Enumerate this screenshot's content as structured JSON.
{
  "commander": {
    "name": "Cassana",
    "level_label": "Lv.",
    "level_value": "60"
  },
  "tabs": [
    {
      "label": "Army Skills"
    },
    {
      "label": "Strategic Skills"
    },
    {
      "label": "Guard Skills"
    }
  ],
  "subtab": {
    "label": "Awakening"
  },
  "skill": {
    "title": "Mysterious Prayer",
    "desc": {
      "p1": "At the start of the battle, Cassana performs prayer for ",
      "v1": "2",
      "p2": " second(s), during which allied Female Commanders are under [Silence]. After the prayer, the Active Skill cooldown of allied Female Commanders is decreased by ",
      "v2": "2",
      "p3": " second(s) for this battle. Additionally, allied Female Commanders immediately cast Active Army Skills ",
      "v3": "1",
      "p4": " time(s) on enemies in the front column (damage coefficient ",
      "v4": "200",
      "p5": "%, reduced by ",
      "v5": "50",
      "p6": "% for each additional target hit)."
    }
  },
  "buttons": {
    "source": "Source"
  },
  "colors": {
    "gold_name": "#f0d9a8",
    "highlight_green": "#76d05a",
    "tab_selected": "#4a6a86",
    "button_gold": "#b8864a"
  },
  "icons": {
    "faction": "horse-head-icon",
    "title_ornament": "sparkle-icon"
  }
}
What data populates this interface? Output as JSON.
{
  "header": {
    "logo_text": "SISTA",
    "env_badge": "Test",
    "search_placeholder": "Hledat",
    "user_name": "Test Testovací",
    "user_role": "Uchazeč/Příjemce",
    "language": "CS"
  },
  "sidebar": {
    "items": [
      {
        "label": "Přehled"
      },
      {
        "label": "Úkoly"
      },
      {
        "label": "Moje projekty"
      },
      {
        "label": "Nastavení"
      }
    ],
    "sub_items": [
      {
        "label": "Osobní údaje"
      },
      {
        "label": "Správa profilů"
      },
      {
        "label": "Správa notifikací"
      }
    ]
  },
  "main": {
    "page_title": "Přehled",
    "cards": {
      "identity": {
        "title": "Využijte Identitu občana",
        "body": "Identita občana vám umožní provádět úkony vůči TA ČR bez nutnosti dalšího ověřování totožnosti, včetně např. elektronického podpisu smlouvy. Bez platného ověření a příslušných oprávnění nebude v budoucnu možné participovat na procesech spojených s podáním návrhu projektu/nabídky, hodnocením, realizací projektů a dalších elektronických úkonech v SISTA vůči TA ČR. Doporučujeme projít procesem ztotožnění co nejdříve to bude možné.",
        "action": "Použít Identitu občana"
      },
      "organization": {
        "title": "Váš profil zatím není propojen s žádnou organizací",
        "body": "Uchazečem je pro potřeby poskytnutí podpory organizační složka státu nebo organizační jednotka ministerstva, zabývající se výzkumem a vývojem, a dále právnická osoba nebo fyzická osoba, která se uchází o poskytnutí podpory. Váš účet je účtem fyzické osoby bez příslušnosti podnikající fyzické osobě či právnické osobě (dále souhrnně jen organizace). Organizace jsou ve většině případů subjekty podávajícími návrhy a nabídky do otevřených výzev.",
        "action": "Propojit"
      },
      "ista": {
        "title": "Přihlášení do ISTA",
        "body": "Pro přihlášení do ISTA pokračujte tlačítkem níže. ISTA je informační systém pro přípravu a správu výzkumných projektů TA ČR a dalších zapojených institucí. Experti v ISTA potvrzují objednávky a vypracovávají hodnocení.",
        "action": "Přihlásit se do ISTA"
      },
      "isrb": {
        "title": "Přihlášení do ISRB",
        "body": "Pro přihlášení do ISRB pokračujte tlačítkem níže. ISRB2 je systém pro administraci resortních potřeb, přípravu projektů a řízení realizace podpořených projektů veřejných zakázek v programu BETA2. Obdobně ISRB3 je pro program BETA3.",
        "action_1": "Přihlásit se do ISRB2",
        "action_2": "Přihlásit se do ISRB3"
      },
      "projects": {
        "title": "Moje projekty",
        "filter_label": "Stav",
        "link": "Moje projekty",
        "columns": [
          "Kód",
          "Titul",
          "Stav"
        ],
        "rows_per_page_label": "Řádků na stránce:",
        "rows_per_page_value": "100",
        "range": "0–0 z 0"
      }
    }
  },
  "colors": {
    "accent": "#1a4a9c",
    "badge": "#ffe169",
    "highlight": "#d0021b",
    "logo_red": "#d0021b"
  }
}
________________
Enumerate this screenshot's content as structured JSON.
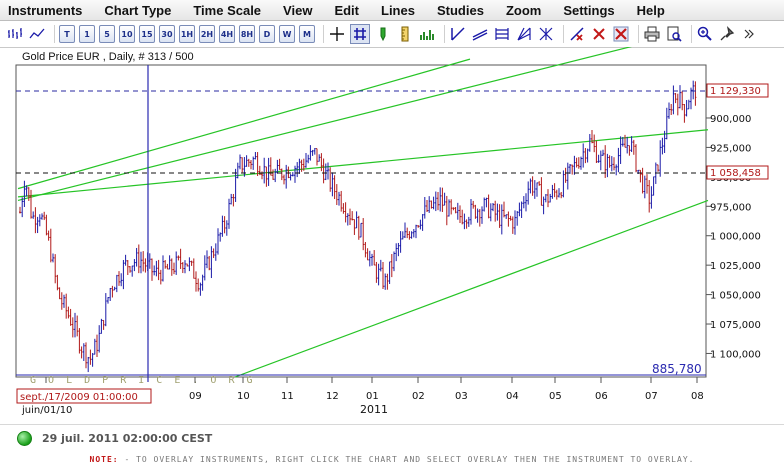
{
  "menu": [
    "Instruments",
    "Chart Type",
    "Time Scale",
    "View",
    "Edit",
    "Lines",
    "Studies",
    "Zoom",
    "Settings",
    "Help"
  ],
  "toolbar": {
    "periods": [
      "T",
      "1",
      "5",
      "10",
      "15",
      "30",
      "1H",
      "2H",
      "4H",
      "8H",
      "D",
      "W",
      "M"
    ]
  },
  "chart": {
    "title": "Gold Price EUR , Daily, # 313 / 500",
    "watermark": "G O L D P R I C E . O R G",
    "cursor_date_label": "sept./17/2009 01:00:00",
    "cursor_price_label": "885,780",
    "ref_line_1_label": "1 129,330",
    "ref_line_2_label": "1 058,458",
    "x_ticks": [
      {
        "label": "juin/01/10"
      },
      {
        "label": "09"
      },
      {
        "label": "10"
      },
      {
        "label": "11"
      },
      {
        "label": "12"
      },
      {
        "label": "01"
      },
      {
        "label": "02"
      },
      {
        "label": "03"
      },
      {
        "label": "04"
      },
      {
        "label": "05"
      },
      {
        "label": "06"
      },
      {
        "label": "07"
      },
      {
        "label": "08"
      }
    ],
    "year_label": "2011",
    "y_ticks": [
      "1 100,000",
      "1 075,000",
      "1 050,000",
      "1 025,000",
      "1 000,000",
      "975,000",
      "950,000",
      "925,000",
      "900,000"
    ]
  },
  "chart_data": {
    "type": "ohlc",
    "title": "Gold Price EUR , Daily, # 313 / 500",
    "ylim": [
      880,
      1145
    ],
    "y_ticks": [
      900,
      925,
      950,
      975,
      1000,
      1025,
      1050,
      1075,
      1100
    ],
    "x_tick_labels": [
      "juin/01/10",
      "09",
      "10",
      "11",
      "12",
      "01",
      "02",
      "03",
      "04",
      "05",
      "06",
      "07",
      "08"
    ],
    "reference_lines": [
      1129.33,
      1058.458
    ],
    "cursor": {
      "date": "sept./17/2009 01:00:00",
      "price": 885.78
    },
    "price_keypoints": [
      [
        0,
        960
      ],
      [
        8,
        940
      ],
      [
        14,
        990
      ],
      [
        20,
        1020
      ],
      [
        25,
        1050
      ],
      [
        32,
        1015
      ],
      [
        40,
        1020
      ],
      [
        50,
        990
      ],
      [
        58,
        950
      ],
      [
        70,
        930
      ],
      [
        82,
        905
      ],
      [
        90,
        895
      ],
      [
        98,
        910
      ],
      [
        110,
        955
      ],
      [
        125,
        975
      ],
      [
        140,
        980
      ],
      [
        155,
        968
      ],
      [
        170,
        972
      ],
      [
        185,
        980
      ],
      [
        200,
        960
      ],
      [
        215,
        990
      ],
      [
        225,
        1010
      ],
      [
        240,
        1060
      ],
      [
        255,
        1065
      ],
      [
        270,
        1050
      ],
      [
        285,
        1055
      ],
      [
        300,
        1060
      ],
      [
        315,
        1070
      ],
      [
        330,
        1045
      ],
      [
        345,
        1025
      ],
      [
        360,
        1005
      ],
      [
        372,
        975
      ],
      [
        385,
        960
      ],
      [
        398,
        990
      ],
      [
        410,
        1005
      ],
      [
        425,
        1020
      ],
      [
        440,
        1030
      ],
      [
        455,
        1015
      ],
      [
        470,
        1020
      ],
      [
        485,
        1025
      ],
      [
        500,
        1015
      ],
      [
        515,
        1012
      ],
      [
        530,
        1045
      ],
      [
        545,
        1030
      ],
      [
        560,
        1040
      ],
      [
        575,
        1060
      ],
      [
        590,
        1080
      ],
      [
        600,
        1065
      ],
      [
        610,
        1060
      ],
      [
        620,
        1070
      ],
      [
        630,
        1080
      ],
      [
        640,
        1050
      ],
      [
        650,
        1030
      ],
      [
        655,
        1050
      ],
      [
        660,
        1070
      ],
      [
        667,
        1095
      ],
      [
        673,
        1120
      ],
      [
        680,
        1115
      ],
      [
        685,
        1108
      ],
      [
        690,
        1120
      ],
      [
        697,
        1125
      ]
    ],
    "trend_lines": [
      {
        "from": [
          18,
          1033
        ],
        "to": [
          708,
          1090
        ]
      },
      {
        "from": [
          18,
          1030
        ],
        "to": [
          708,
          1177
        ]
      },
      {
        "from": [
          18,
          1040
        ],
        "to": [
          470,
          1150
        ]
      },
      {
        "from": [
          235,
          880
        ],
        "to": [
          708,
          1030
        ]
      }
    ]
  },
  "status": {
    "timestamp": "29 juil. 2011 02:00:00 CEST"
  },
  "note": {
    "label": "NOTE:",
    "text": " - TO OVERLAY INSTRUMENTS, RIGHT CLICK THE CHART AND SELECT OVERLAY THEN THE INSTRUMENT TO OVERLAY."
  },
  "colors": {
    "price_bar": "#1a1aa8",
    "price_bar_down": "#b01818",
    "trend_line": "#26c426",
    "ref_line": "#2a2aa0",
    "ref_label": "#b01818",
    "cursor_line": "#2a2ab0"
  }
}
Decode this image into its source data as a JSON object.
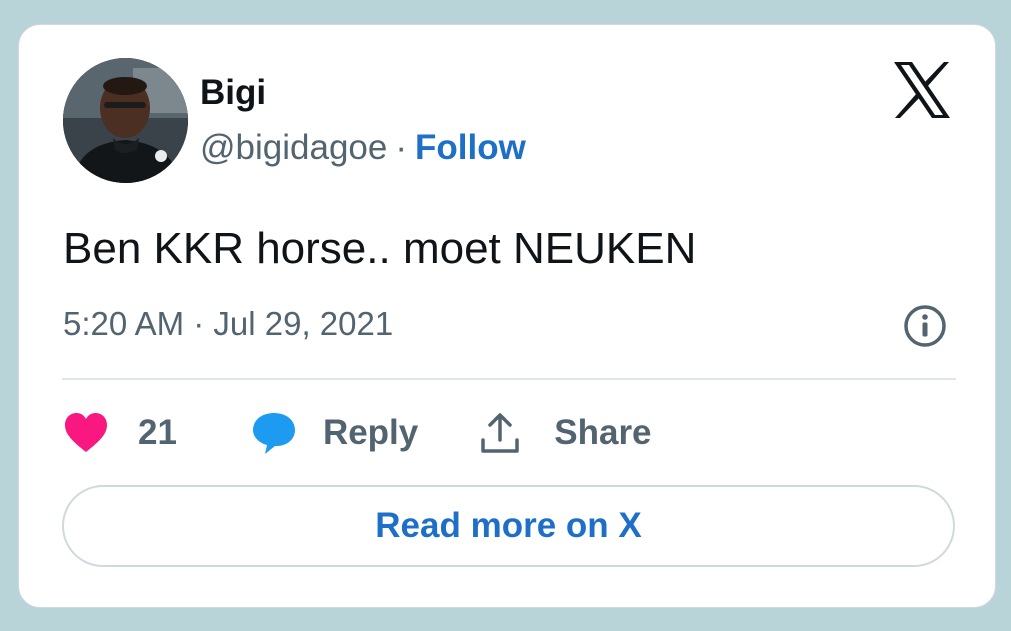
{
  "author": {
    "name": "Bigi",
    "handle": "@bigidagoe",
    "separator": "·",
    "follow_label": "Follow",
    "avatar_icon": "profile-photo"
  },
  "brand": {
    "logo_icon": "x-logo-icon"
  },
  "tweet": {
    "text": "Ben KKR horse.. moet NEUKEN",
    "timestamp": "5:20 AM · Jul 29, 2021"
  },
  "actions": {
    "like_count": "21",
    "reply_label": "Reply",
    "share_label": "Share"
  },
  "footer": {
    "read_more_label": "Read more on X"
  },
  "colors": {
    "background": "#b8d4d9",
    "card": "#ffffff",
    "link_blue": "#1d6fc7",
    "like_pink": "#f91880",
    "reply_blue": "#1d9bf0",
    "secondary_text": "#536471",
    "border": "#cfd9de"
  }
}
________________
- Exercise details -
Which lines contain "this"? Show each of them.

- Reply to the exercise -
Enumerate this screenshot's content as structured JSON.
      "p3": " second(s) for this battle. Additionally, allied Female Commanders immediately cast Active Army Skills ",
What data populates this interface? Output as JSON.
Enumerate this screenshot's content as structured JSON.
Decode this image into its source data as a JSON object.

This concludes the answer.